In-house providing and (minimum) "effective" public control: Sunset or breaking dawn for purely public (commercial) service providers? (C‑182 and 183/11)

In its Judgment of 29 November 2012 in Joined Cases C‑182/11 and C‑183/11, Econord SpA v Comune di Cagno and Comune di Varese (C-182/11) and Comune di Solbiate and Comune di Varese (C-183/11), the Court of Justice of the EU has offered a succinct reminder of its case law on in-house providing as an exception to the applicability of the EU public procurement Directives.  

According to this line of case law, contracting entities can award contracts directly (ie without a competitive tender) where they exercise over the contractor a control similar to that which they have over their own departments, and the contractor carries out the essential part of its activities with the contracting authorities to which it belongs. In those cases, it is assumed that there is no potential for competition and that the market is not affected by the decision of the contracting authority to retain the activity "in-house".
───
#### [Short exercise 1]
Name each distinct party that appears in the case titles of the excerpt on in-house providing, listing each party once.
#### [Short exercise 2]
Write what comes next in the excerpt on in-house providing and EU public procurement, starting after its last sentence.

Labeled box listing:
───
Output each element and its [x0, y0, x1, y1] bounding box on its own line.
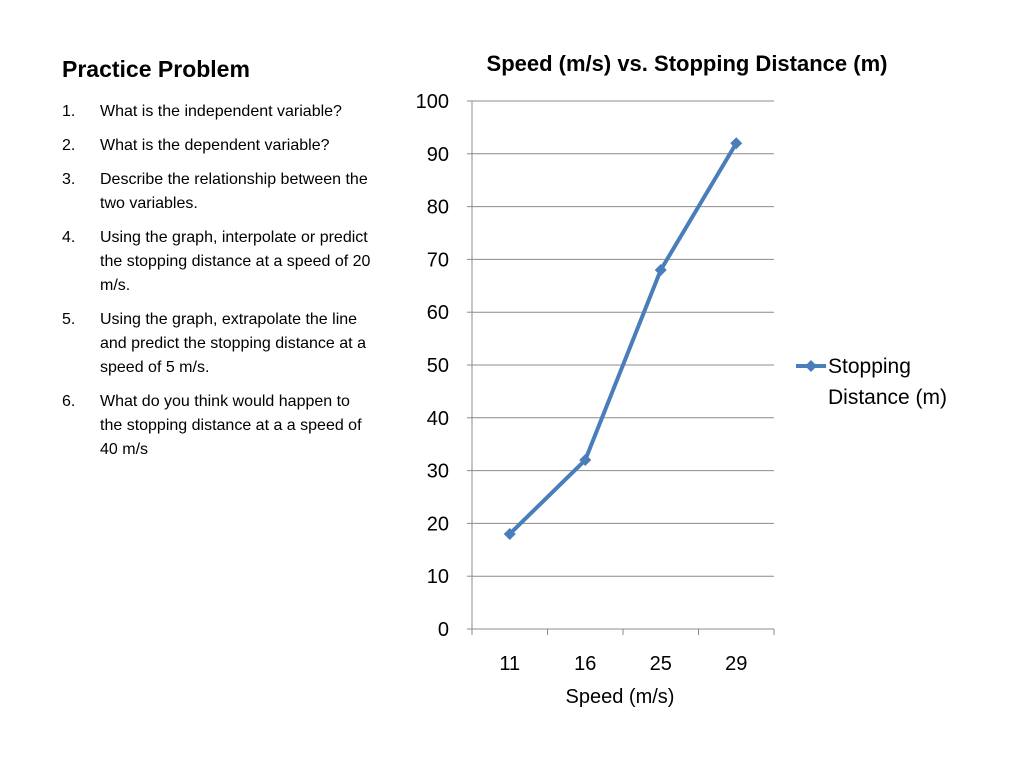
y-tick-label: 70 [427, 249, 449, 271]
y-tick-label: 100 [416, 91, 449, 113]
series-stopping-distance [503, 137, 743, 540]
legend-label: Stopping Distance (m) [828, 355, 947, 409]
question-text: Using the graph, interpolate or predict … [100, 229, 371, 294]
chart-title: Speed (m/s) vs. Stopping Distance (m) [487, 51, 888, 76]
x-tick-label: 16 [574, 653, 596, 675]
question-item: 5. Using the graph, extrapolate the line… [62, 308, 382, 380]
question-number: 1. [62, 103, 76, 120]
x-axis-label: Speed (m/s) [566, 686, 675, 708]
y-tick-label: 20 [427, 513, 449, 535]
y-tick-label: 0 [438, 619, 449, 641]
question-item: 6. What do you think would happen to the… [62, 390, 382, 462]
y-tick-label: 80 [427, 197, 449, 219]
question-item: 4. Using the graph, interpolate or predi… [62, 226, 382, 298]
legend-label-line: Distance (m) [828, 386, 947, 409]
axes [467, 100, 775, 635]
legend-label-line: Stopping [828, 355, 911, 378]
question-text: What is the dependent variable? [100, 137, 330, 154]
gridlines [472, 100, 774, 577]
y-tick-label: 60 [427, 302, 449, 324]
question-number: 2. [62, 137, 76, 154]
question-number: 3. [62, 171, 76, 188]
question-number: 4. [62, 229, 76, 246]
question-list: 1. What is the independent variable? 2. … [62, 100, 382, 472]
question-item: 1. What is the independent variable? [62, 100, 382, 124]
data-point-marker [579, 454, 592, 467]
y-tick-labels: 0 10 20 30 40 50 60 70 80 90 100 [416, 91, 449, 641]
x-tick-label: 25 [650, 653, 672, 675]
question-number: 5. [62, 311, 76, 328]
slide-title: Practice Problem [62, 56, 250, 82]
question-text: What do you think would happen to the st… [100, 393, 362, 458]
x-tick-label: 11 [499, 653, 520, 675]
y-tick-label: 90 [427, 144, 449, 166]
legend: Stopping Distance (m) [796, 355, 947, 409]
data-point-marker [730, 137, 743, 150]
question-item: 2. What is the dependent variable? [62, 134, 382, 158]
data-point-marker [503, 527, 516, 540]
legend-marker [805, 360, 817, 372]
question-number: 6. [62, 393, 76, 410]
question-text: What is the independent variable? [100, 103, 342, 120]
y-tick-label: 10 [427, 566, 449, 588]
x-tick-label: 29 [725, 653, 747, 675]
data-point-marker [654, 263, 667, 276]
y-tick-label: 50 [427, 355, 449, 377]
question-text: Describe the relationship between the tw… [100, 171, 368, 212]
series-line [508, 142, 738, 536]
y-tick-label: 30 [427, 461, 449, 483]
x-tick-labels: 11 16 25 29 [499, 653, 747, 675]
y-tick-label: 40 [427, 408, 449, 430]
question-item: 3. Describe the relationship between the… [62, 168, 382, 216]
question-text: Using the graph, extrapolate the line an… [100, 311, 366, 376]
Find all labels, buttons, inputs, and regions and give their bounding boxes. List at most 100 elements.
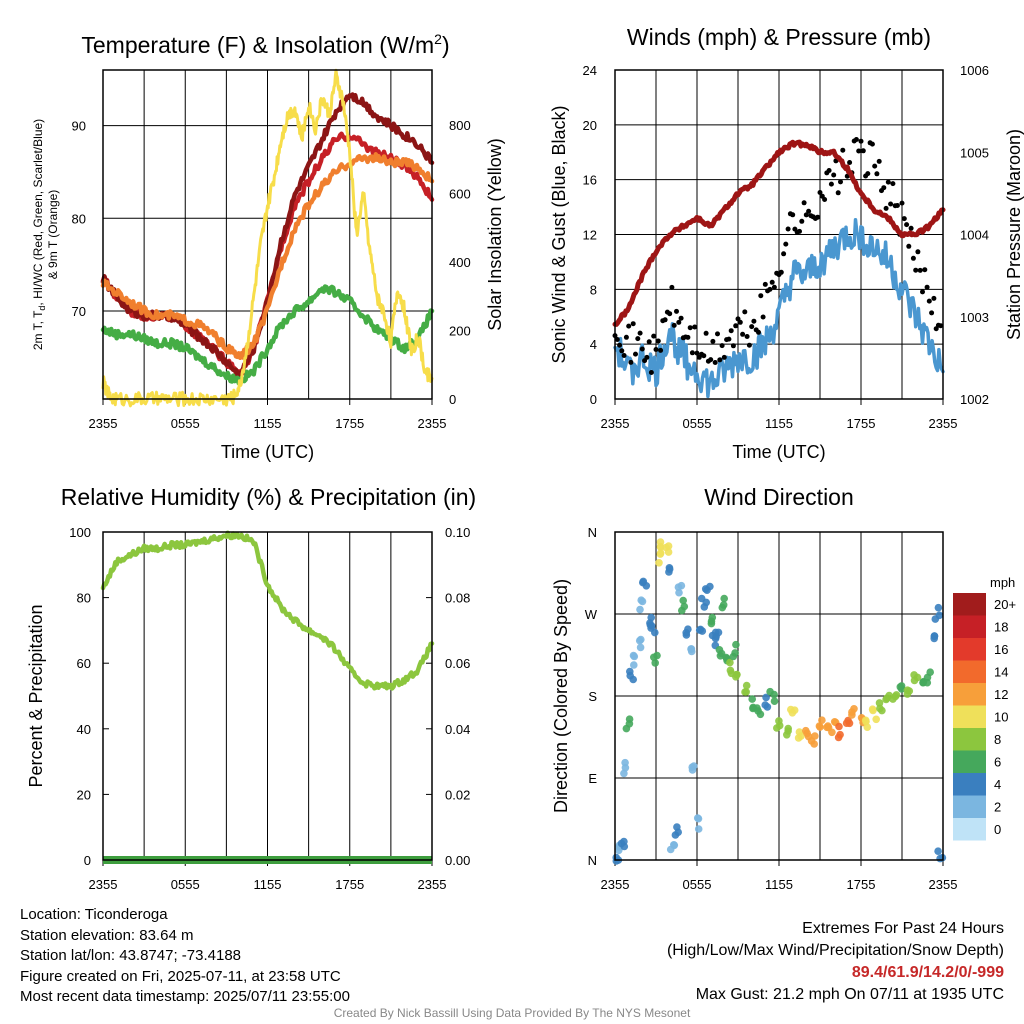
temperature-series-9m-t [100, 152, 435, 361]
direction-point [869, 706, 877, 715]
winds-x-label: Time (UTC) [732, 442, 825, 462]
humidity-frame [102, 531, 433, 861]
winds-frame [614, 69, 944, 400]
direction-point [656, 550, 665, 558]
direction-point [795, 728, 804, 736]
winds-x-tick-label: 1155 [765, 416, 793, 431]
speed-legend-label: 16 [994, 642, 1008, 657]
direction-point [903, 686, 912, 694]
speed-legend-label: 14 [994, 665, 1008, 680]
speed-legend-label: 18 [994, 620, 1008, 635]
humidity-x-tick-label: 2355 [89, 877, 118, 892]
speed-legend-swatch [953, 773, 986, 796]
direction-point [923, 678, 932, 687]
direction-point [731, 649, 739, 657]
winds-gust-point [762, 281, 768, 287]
winds-gust-point [910, 255, 916, 261]
direction-y-tick-label: S [588, 689, 597, 704]
direction-y-tick-label: N [588, 525, 597, 540]
direction-point [674, 583, 683, 591]
temperature-y-tick-label: 90 [72, 119, 86, 134]
direction-point [650, 653, 658, 662]
winds-x-tick-label: 2355 [601, 416, 630, 431]
winds-gust-point [920, 289, 925, 295]
winds-gust-point [694, 350, 700, 356]
direction-point [842, 719, 851, 727]
winds-series-sonic-wind [613, 217, 945, 399]
winds-gust-point [712, 360, 718, 365]
winds-gust-point [838, 179, 843, 185]
winds-y-tick-label: 0 [590, 392, 597, 407]
winds-gust-point [797, 228, 802, 234]
direction-point [823, 723, 831, 732]
direction-point [726, 666, 735, 675]
winds-gust-point [790, 212, 796, 218]
winds-gust-point [637, 330, 643, 336]
temperature-x-tick-label: 1155 [254, 416, 282, 431]
winds-gust-point [749, 324, 755, 330]
humidity-y2-tick-label: 0.04 [445, 722, 470, 737]
winds-gust-point [710, 338, 716, 344]
winds-gust-point [899, 200, 905, 206]
winds-gust-point [646, 339, 652, 345]
direction-point [775, 717, 783, 725]
direction-y-tick-label: E [588, 771, 597, 786]
humidity-series-rh [100, 530, 435, 691]
speed-legend-label: 0 [994, 822, 1001, 837]
humidity-y-tick-label: 60 [77, 656, 91, 671]
humidity-y2-tick-label: 0.06 [445, 656, 470, 671]
temperature-y-tick-label: 80 [72, 211, 86, 226]
direction-point [620, 769, 628, 778]
winds-gust-point [876, 158, 882, 164]
direction-point [688, 763, 696, 771]
winds-y2-tick-label: 1006 [960, 63, 989, 78]
winds-gust-point [687, 325, 693, 331]
winds-y2-tick-label: 1002 [960, 392, 989, 407]
winds-gust-point [689, 350, 695, 356]
temperature-x-label: Time (UTC) [221, 442, 314, 462]
winds-title: Winds (mph) & Pressure (mb) [627, 24, 931, 50]
direction-y-tick-label: W [585, 607, 598, 622]
direction-point [850, 705, 858, 713]
winds-gust-point [751, 318, 757, 324]
winds-gust-point [715, 331, 720, 337]
temperature-series-solar [101, 68, 434, 408]
direction-point [872, 715, 880, 724]
winds-x-tick-label: 0555 [683, 416, 712, 431]
direction-point [931, 615, 940, 623]
winds-gust-point [674, 308, 679, 314]
winds-gust-point [733, 323, 739, 329]
direction-point [892, 691, 901, 699]
direction-point [694, 825, 703, 833]
winds-gust-point [692, 324, 698, 330]
winds-gust-point [744, 334, 750, 339]
direction-point [790, 706, 799, 714]
winds-gust-point [644, 354, 650, 360]
winds-y2-label: Station Pressure (Maroon) [1004, 129, 1024, 340]
winds-gust-point [717, 357, 723, 363]
winds-gust-point [828, 181, 834, 187]
direction-point [720, 594, 728, 603]
direction-point [656, 543, 665, 551]
temperature-y-tick-label: 70 [72, 304, 86, 319]
humidity-x-tick-label: 2355 [418, 877, 447, 892]
winds-gust-point [671, 322, 677, 328]
winds-gust-point [767, 286, 773, 292]
winds-gust-point [904, 222, 910, 228]
winds-gust-point [817, 190, 823, 195]
direction-point [811, 732, 819, 740]
temperature-x-tick-label: 0555 [171, 416, 200, 431]
speed-legend-label: 10 [994, 710, 1008, 725]
winds-gust-point [913, 267, 919, 273]
humidity-y-tick-label: 100 [69, 525, 91, 540]
winds-gust-point [869, 141, 875, 147]
humidity-y2-tick-label: 0.02 [445, 787, 470, 802]
direction-frame [614, 531, 944, 861]
winds-gust-point [730, 343, 736, 349]
winds-gust-point [726, 336, 732, 342]
direction-title: Wind Direction [704, 484, 854, 510]
winds-x-tick-label: 2355 [929, 416, 958, 431]
speed-legend-label: 12 [994, 687, 1008, 702]
direction-point [803, 729, 811, 738]
winds-gust-point [758, 293, 764, 299]
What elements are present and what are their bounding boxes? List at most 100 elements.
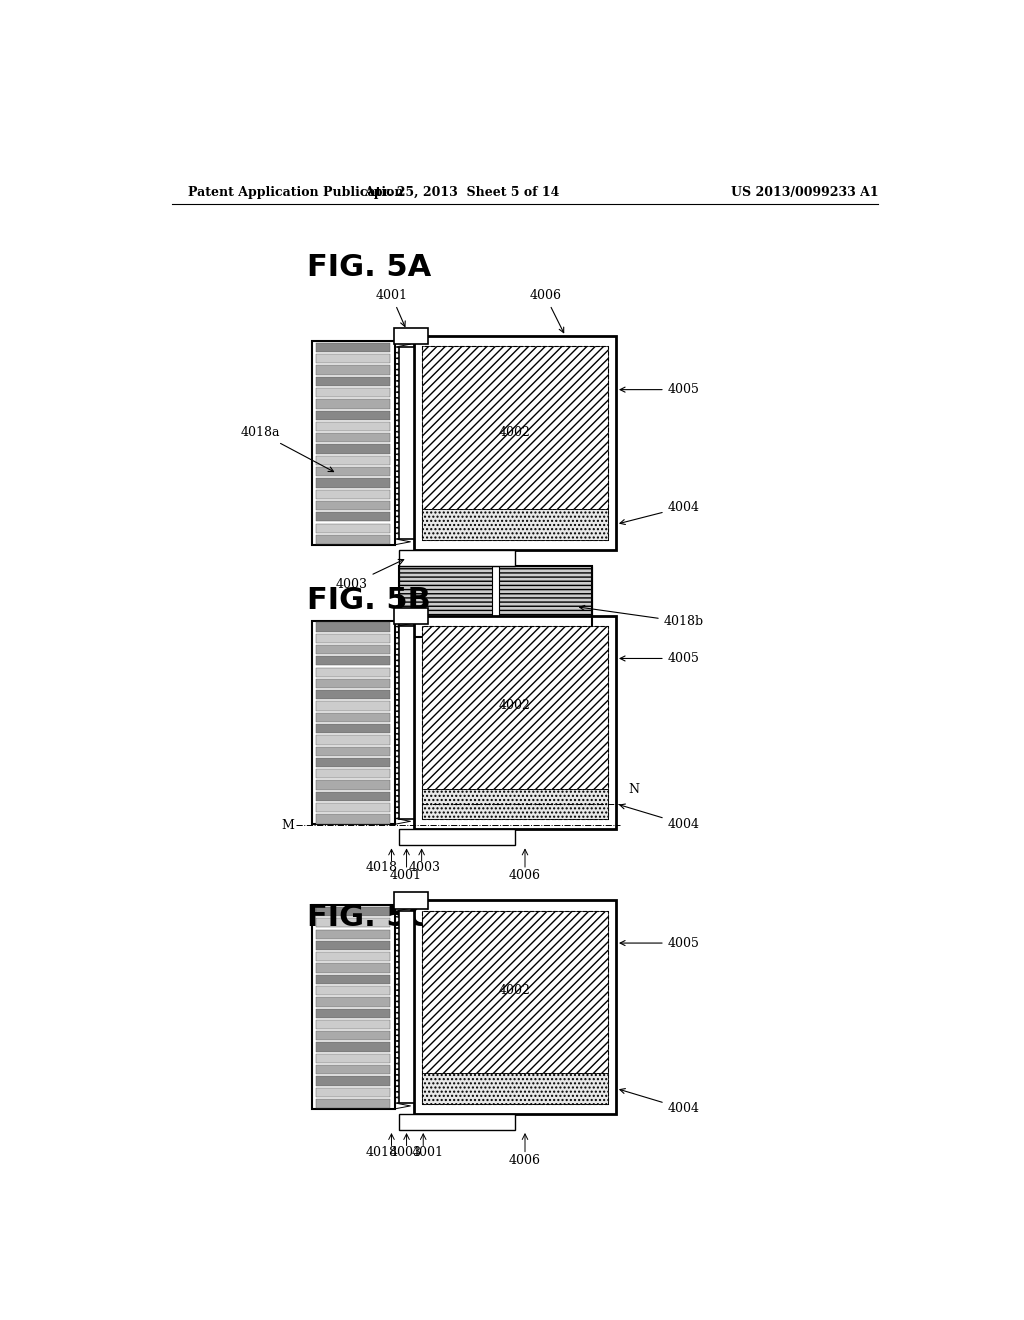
- Bar: [414, 337, 616, 549]
- Bar: [316, 780, 389, 789]
- Bar: [316, 770, 389, 779]
- Bar: [316, 478, 389, 487]
- Bar: [316, 941, 389, 950]
- Text: 4005: 4005: [621, 383, 699, 396]
- Bar: [422, 788, 608, 818]
- Bar: [547, 638, 572, 651]
- Bar: [316, 803, 389, 812]
- Text: 4001: 4001: [376, 289, 408, 326]
- Bar: [316, 535, 389, 544]
- Bar: [316, 1053, 389, 1063]
- Text: 4004: 4004: [620, 804, 699, 830]
- Bar: [499, 566, 592, 638]
- Bar: [316, 455, 389, 465]
- Bar: [399, 566, 493, 638]
- Text: 4018a: 4018a: [241, 426, 334, 471]
- Bar: [316, 735, 389, 744]
- Bar: [316, 433, 389, 442]
- Text: 4003: 4003: [409, 862, 440, 874]
- Bar: [316, 1020, 389, 1030]
- Bar: [414, 900, 616, 1114]
- Bar: [316, 713, 389, 722]
- Bar: [316, 986, 389, 995]
- Bar: [316, 1043, 389, 1052]
- Bar: [316, 343, 389, 352]
- Bar: [422, 626, 608, 818]
- Text: US 2013/0099233 A1: US 2013/0099233 A1: [731, 186, 879, 199]
- Bar: [316, 668, 389, 677]
- Bar: [455, 638, 481, 651]
- Bar: [422, 911, 608, 1073]
- Bar: [414, 615, 616, 829]
- Bar: [316, 792, 389, 801]
- Bar: [399, 829, 515, 846]
- Bar: [316, 1031, 389, 1040]
- Bar: [316, 388, 389, 397]
- Bar: [399, 549, 515, 566]
- Bar: [316, 634, 389, 643]
- Text: 4001: 4001: [390, 870, 422, 883]
- Text: 4018: 4018: [366, 1146, 398, 1159]
- Bar: [394, 892, 428, 908]
- Text: 4006: 4006: [509, 1154, 541, 1167]
- Text: 4001: 4001: [412, 1146, 443, 1159]
- Text: 4018: 4018: [366, 862, 398, 874]
- Bar: [316, 422, 389, 432]
- Bar: [316, 366, 389, 375]
- Bar: [316, 952, 389, 961]
- Bar: [316, 747, 389, 756]
- Text: Patent Application Publication: Patent Application Publication: [187, 186, 403, 199]
- Bar: [422, 346, 608, 540]
- Bar: [316, 929, 389, 939]
- Bar: [316, 1076, 389, 1085]
- Bar: [399, 627, 414, 818]
- Bar: [316, 964, 389, 973]
- Bar: [316, 645, 389, 655]
- Text: 4018b: 4018b: [580, 606, 703, 628]
- Bar: [422, 346, 608, 510]
- Bar: [316, 1088, 389, 1097]
- Text: 4006: 4006: [509, 870, 541, 883]
- Bar: [316, 524, 389, 533]
- Bar: [409, 638, 435, 651]
- Bar: [316, 1008, 389, 1018]
- Text: N: N: [628, 783, 639, 796]
- Bar: [316, 758, 389, 767]
- Bar: [316, 998, 389, 1007]
- Bar: [399, 1114, 515, 1130]
- Text: FIG. 5B: FIG. 5B: [306, 586, 430, 615]
- Bar: [316, 399, 389, 409]
- Text: 4005: 4005: [621, 937, 699, 949]
- Bar: [422, 510, 608, 540]
- Text: FIG. 5A: FIG. 5A: [306, 252, 431, 281]
- Bar: [316, 656, 389, 665]
- Bar: [312, 620, 395, 824]
- Bar: [422, 1073, 608, 1104]
- Text: 4004: 4004: [620, 1089, 699, 1115]
- Text: 4003: 4003: [336, 560, 403, 591]
- Bar: [394, 329, 428, 345]
- Bar: [316, 814, 389, 824]
- Bar: [316, 701, 389, 710]
- Bar: [312, 342, 395, 545]
- Text: 4002: 4002: [499, 698, 530, 711]
- Text: M: M: [282, 818, 295, 832]
- Bar: [316, 445, 389, 454]
- Bar: [394, 607, 428, 624]
- Text: 4004: 4004: [620, 500, 699, 524]
- Bar: [316, 467, 389, 477]
- Text: Apr. 25, 2013  Sheet 5 of 14: Apr. 25, 2013 Sheet 5 of 14: [364, 186, 559, 199]
- Bar: [422, 788, 608, 818]
- Bar: [316, 974, 389, 983]
- Text: 4002: 4002: [499, 426, 530, 438]
- Bar: [316, 1100, 389, 1109]
- Text: 4002: 4002: [499, 983, 530, 997]
- Bar: [422, 510, 608, 540]
- Bar: [316, 678, 389, 688]
- Bar: [399, 566, 592, 638]
- Bar: [316, 411, 389, 420]
- Bar: [316, 490, 389, 499]
- Bar: [316, 1065, 389, 1074]
- Text: FIG. 5C: FIG. 5C: [306, 903, 429, 932]
- Bar: [422, 911, 608, 1104]
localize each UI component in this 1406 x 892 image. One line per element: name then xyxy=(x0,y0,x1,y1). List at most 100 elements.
───
#### [Expected answer 1]
Econord SpA, Comune di Cagno, Comune di Varese, Comune di Solbiate

#### [Expected answer 2]
However, in Econord, the CJEU has taken an additional step in the fine tuning of the concept of "similar control" required under the in-house providing exception. In its Judgment, the CJEU has stated that:
27 According to settled case-law, there is ‘similar control’ where the entity in question is subject to control enabling the contracting authority to influence that entity’s decisions. The power exercised must be a power of decisive influence over both the strategic objectives and the significant decisions of that entity (Parking Brixen, paragraph 65; Coditel Brabant, paragraph 28; and Sea, paragraph 65). In other words, the contracting authority must be able to exercise a structural and functional control over that entity (Commission v Italy, paragraph 26). The Court also requires that this control should be effective (Coditel Brabant, paragraph 46).
28 According to the case-law, where use is made of an entity jointly owned by a number of public authorities, the ‘similar control’ may be exercised jointly by those authorities, without it being essential for such control to be exercised individually by each of them (see, to that effect, Coditel Brabant, paragraphs 47 and 50, and Sea, para. 59). 
29 It follows that, if a public authority becomes a minority shareholder in a company limited by shares with wholly public capital for the purpose of awarding the management of a public service to that company, the control that the public authorities which are members of that company exercise over it may be categorised as similar to the control they exercise over their own departments when it is exercised by those authorities jointly (Sea, para. 63).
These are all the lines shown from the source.